[Part of a data file]
..............................

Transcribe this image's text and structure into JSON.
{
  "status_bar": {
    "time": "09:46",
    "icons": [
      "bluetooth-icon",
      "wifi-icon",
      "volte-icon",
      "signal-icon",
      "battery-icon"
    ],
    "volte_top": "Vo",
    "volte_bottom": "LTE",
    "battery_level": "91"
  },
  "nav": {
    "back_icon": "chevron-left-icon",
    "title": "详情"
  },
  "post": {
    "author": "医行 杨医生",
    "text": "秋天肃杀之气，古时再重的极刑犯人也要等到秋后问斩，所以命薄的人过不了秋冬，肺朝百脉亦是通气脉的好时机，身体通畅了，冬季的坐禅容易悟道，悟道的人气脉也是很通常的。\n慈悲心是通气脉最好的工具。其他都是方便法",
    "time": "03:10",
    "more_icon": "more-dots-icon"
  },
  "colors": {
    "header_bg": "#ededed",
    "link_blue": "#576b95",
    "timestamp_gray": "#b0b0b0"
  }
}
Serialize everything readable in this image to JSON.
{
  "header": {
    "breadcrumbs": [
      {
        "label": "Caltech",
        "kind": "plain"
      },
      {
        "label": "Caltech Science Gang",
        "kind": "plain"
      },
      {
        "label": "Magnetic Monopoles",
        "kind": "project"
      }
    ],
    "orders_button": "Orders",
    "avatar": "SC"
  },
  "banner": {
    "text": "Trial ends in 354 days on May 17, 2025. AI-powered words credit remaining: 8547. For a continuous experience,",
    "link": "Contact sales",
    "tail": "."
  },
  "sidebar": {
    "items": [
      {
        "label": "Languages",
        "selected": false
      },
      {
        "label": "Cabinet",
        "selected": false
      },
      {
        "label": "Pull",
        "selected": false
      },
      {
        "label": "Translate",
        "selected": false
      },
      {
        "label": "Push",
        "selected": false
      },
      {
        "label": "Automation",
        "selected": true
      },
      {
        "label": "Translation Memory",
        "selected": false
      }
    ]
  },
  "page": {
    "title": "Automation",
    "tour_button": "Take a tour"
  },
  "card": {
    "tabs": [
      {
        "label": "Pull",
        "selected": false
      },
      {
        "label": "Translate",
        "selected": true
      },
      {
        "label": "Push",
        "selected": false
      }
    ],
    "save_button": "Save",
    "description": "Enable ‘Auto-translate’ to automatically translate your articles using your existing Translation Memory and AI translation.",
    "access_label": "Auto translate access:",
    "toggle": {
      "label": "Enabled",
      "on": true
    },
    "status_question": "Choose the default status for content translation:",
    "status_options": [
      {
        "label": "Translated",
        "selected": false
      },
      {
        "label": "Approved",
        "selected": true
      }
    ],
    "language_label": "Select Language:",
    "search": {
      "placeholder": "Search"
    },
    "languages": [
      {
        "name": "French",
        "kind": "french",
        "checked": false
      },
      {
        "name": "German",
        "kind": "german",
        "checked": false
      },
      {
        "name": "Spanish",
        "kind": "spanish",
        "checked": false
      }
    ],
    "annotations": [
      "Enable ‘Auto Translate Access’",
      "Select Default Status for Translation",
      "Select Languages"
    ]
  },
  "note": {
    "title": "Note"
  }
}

..............................

▶ **Instructions for the task**
Select all lines in the listing above where the word "title" appears, and show them.

▶ **Written reply**
    "title": "详情"
    "title": "Automation",
    "title": "Note"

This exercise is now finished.